### [Given data]
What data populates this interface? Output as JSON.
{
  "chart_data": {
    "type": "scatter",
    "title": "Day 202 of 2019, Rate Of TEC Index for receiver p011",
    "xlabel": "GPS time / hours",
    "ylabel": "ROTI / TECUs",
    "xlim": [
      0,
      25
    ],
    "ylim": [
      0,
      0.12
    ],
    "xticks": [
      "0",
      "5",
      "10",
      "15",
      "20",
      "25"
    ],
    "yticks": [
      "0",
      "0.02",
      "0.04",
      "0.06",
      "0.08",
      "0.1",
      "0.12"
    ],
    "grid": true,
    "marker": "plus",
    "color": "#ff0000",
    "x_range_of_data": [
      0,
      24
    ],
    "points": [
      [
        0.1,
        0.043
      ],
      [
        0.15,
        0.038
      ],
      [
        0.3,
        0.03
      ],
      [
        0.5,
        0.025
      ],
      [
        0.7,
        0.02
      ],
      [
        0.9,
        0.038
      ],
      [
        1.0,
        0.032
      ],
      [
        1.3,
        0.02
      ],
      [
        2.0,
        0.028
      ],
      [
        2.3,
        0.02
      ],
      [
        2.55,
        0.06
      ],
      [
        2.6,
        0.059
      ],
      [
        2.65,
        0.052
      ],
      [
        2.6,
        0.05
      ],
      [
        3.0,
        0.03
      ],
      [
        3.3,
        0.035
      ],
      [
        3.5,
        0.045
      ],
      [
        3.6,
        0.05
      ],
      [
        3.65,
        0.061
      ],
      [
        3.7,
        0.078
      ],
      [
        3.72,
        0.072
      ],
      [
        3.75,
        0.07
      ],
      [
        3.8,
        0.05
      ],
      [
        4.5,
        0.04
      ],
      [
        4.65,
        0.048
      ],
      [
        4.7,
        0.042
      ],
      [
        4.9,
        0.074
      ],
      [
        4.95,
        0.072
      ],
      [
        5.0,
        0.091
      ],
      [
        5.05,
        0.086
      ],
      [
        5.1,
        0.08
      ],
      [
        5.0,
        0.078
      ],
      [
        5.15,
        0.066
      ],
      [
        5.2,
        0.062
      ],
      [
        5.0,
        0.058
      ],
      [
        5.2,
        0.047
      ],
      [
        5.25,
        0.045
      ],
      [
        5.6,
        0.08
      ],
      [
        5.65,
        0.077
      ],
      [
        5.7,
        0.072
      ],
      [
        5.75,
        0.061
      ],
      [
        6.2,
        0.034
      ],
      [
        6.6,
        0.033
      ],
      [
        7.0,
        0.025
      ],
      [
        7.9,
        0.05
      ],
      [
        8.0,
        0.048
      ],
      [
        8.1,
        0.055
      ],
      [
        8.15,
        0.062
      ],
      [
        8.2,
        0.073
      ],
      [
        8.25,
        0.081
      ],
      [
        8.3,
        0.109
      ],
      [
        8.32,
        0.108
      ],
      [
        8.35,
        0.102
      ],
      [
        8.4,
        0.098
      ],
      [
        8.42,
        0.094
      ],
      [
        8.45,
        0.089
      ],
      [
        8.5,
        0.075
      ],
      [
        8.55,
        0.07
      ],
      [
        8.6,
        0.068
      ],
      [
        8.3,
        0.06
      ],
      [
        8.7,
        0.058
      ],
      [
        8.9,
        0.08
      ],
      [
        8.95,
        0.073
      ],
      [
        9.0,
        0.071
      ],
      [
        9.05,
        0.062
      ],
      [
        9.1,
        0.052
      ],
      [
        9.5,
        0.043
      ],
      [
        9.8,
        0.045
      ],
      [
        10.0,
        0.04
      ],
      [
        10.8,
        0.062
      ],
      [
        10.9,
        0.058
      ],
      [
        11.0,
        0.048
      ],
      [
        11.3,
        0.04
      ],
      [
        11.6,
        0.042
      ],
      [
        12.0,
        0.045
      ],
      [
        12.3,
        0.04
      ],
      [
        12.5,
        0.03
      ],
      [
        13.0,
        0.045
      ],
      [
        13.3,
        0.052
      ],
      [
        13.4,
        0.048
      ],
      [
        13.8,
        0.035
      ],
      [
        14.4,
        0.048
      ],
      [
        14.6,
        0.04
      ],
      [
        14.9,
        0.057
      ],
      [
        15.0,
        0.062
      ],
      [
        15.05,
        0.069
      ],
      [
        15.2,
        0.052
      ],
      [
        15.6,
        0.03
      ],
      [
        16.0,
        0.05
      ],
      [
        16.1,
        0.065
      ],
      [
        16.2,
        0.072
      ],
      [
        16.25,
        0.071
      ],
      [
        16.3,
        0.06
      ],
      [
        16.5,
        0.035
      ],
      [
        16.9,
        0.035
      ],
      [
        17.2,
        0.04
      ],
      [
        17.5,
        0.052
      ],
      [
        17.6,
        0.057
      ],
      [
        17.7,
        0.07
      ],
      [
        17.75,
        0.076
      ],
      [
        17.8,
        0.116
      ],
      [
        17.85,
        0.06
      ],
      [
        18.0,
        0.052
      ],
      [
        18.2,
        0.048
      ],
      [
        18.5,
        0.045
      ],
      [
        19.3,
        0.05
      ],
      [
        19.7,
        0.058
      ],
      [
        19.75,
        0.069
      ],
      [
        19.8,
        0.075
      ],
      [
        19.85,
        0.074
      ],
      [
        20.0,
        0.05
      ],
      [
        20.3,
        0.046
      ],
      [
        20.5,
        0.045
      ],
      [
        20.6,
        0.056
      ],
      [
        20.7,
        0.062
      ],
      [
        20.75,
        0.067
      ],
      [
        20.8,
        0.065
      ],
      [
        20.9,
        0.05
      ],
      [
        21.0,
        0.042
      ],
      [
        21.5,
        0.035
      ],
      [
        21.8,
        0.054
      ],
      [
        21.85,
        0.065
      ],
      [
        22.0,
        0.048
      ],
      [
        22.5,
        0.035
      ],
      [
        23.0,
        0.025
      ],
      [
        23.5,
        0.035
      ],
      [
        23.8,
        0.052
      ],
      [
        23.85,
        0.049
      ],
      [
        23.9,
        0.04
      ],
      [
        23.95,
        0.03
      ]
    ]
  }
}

### [Stated problem]
Each line of the listing should be echoed back exactly.

### [Answer to this problem]
What data populates this interface? Output as JSON.
{
  "chart_data": {
    "type": "scatter",
    "title": "Day 202 of 2019, Rate Of TEC Index for receiver p011",
    "xlabel": "GPS time / hours",
    "ylabel": "ROTI / TECUs",
    "xlim": [
      0,
      25
    ],
    "ylim": [
      0,
      0.12
    ],
    "xticks": [
      "0",
      "5",
      "10",
      "15",
      "20",
      "25"
    ],
    "yticks": [
      "0",
      "0.02",
      "0.04",
      "0.06",
      "0.08",
      "0.1",
      "0.12"
    ],
    "grid": true,
    "marker": "plus",
    "color": "#ff0000",
    "x_range_of_data": [
      0,
      24
    ],
    "points": [
      [
        0.1,
        0.043
      ],
      [
        0.15,
        0.038
      ],
      [
        0.3,
        0.03
      ],
      [
        0.5,
        0.025
      ],
      [
        0.7,
        0.02
      ],
      [
        0.9,
        0.038
      ],
      [
        1.0,
        0.032
      ],
      [
        1.3,
        0.02
      ],
      [
        2.0,
        0.028
      ],
      [
        2.3,
        0.02
      ],
      [
        2.55,
        0.06
      ],
      [
        2.6,
        0.059
      ],
      [
        2.65,
        0.052
      ],
      [
        2.6,
        0.05
      ],
      [
        3.0,
        0.03
      ],
      [
        3.3,
        0.035
      ],
      [
        3.5,
        0.045
      ],
      [
        3.6,
        0.05
      ],
      [
        3.65,
        0.061
      ],
      [
        3.7,
        0.078
      ],
      [
        3.72,
        0.072
      ],
      [
        3.75,
        0.07
      ],
      [
        3.8,
        0.05
      ],
      [
        4.5,
        0.04
      ],
      [
        4.65,
        0.048
      ],
      [
        4.7,
        0.042
      ],
      [
        4.9,
        0.074
      ],
      [
        4.95,
        0.072
      ],
      [
        5.0,
        0.091
      ],
      [
        5.05,
        0.086
      ],
      [
        5.1,
        0.08
      ],
      [
        5.0,
        0.078
      ],
      [
        5.15,
        0.066
      ],
      [
        5.2,
        0.062
      ],
      [
        5.0,
        0.058
      ],
      [
        5.2,
        0.047
      ],
      [
        5.25,
        0.045
      ],
      [
        5.6,
        0.08
      ],
      [
        5.65,
        0.077
      ],
      [
        5.7,
        0.072
      ],
      [
        5.75,
        0.061
      ],
      [
        6.2,
        0.034
      ],
      [
        6.6,
        0.033
      ],
      [
        7.0,
        0.025
      ],
      [
        7.9,
        0.05
      ],
      [
        8.0,
        0.048
      ],
      [
        8.1,
        0.055
      ],
      [
        8.15,
        0.062
      ],
      [
        8.2,
        0.073
      ],
      [
        8.25,
        0.081
      ],
      [
        8.3,
        0.109
      ],
      [
        8.32,
        0.108
      ],
      [
        8.35,
        0.102
      ],
      [
        8.4,
        0.098
      ],
      [
        8.42,
        0.094
      ],
      [
        8.45,
        0.089
      ],
      [
        8.5,
        0.075
      ],
      [
        8.55,
        0.07
      ],
      [
        8.6,
        0.068
      ],
      [
        8.3,
        0.06
      ],
      [
        8.7,
        0.058
      ],
      [
        8.9,
        0.08
      ],
      [
        8.95,
        0.073
      ],
      [
        9.0,
        0.071
      ],
      [
        9.05,
        0.062
      ],
      [
        9.1,
        0.052
      ],
      [
        9.5,
        0.043
      ],
      [
        9.8,
        0.045
      ],
      [
        10.0,
        0.04
      ],
      [
        10.8,
        0.062
      ],
      [
        10.9,
        0.058
      ],
      [
        11.0,
        0.048
      ],
      [
        11.3,
        0.04
      ],
      [
        11.6,
        0.042
      ],
      [
        12.0,
        0.045
      ],
      [
        12.3,
        0.04
      ],
      [
        12.5,
        0.03
      ],
      [
        13.0,
        0.045
      ],
      [
        13.3,
        0.052
      ],
      [
        13.4,
        0.048
      ],
      [
        13.8,
        0.035
      ],
      [
        14.4,
        0.048
      ],
      [
        14.6,
        0.04
      ],
      [
        14.9,
        0.057
      ],
      [
        15.0,
        0.062
      ],
      [
        15.05,
        0.069
      ],
      [
        15.2,
        0.052
      ],
      [
        15.6,
        0.03
      ],
      [
        16.0,
        0.05
      ],
      [
        16.1,
        0.065
      ],
      [
        16.2,
        0.072
      ],
      [
        16.25,
        0.071
      ],
      [
        16.3,
        0.06
      ],
      [
        16.5,
        0.035
      ],
      [
        16.9,
        0.035
      ],
      [
        17.2,
        0.04
      ],
      [
        17.5,
        0.052
      ],
      [
        17.6,
        0.057
      ],
      [
        17.7,
        0.07
      ],
      [
        17.75,
        0.076
      ],
      [
        17.8,
        0.116
      ],
      [
        17.85,
        0.06
      ],
      [
        18.0,
        0.052
      ],
      [
        18.2,
        0.048
      ],
      [
        18.5,
        0.045
      ],
      [
        19.3,
        0.05
      ],
      [
        19.7,
        0.058
      ],
      [
        19.75,
        0.069
      ],
      [
        19.8,
        0.075
      ],
      [
        19.85,
        0.074
      ],
      [
        20.0,
        0.05
      ],
      [
        20.3,
        0.046
      ],
      [
        20.5,
        0.045
      ],
      [
        20.6,
        0.056
      ],
      [
        20.7,
        0.062
      ],
      [
        20.75,
        0.067
      ],
      [
        20.8,
        0.065
      ],
      [
        20.9,
        0.05
      ],
      [
        21.0,
        0.042
      ],
      [
        21.5,
        0.035
      ],
      [
        21.8,
        0.054
      ],
      [
        21.85,
        0.065
      ],
      [
        22.0,
        0.048
      ],
      [
        22.5,
        0.035
      ],
      [
        23.0,
        0.025
      ],
      [
        23.5,
        0.035
      ],
      [
        23.8,
        0.052
      ],
      [
        23.85,
        0.049
      ],
      [
        23.9,
        0.04
      ],
      [
        23.95,
        0.03
      ]
    ]
  }
}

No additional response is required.